>> begin

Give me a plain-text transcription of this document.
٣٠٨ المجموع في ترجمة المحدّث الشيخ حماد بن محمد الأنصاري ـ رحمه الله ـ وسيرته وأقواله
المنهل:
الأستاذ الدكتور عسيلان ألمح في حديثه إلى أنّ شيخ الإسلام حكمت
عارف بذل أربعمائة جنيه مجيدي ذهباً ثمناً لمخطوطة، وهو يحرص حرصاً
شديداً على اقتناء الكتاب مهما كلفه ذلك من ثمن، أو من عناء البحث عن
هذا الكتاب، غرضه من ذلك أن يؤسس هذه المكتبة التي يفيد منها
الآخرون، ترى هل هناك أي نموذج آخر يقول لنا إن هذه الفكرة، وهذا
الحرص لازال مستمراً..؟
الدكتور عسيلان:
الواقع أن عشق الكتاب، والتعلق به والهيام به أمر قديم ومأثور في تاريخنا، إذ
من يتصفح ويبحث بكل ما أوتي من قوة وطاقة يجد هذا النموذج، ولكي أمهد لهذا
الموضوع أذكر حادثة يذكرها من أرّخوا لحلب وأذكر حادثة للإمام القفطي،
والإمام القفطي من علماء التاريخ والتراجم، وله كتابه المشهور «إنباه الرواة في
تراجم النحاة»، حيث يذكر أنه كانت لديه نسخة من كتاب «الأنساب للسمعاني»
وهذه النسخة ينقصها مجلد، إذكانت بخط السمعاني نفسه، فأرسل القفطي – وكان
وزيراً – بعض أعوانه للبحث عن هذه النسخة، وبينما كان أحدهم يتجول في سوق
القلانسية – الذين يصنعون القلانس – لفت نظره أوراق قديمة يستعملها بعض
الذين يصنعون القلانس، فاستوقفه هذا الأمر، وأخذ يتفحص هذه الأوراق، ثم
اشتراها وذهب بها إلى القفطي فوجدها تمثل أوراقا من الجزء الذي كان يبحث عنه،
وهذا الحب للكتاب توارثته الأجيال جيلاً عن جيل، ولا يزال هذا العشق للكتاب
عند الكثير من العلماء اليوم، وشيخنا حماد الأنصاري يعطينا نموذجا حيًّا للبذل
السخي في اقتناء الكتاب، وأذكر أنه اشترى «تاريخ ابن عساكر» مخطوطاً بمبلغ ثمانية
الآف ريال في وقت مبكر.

>> end
>> begin

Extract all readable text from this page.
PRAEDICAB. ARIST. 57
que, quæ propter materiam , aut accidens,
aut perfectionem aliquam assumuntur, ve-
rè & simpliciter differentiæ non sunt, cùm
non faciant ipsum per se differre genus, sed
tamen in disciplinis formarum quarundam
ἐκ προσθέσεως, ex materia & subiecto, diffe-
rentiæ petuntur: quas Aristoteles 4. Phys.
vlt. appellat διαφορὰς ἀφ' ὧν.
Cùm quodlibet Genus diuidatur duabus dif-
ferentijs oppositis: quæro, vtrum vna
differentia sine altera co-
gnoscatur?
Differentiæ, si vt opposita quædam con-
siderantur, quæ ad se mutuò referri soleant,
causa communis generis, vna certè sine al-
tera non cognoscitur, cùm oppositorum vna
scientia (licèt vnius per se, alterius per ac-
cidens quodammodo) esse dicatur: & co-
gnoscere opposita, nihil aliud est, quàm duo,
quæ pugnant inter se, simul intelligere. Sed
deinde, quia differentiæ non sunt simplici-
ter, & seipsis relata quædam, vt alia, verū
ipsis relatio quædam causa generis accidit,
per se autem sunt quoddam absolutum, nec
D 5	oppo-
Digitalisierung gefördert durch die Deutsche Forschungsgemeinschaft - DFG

>> end

EXERCISE GOAL> Of the lines in the entries above, how many include "generis"? Only the number should be given.

WRITTEN ANSWER> 2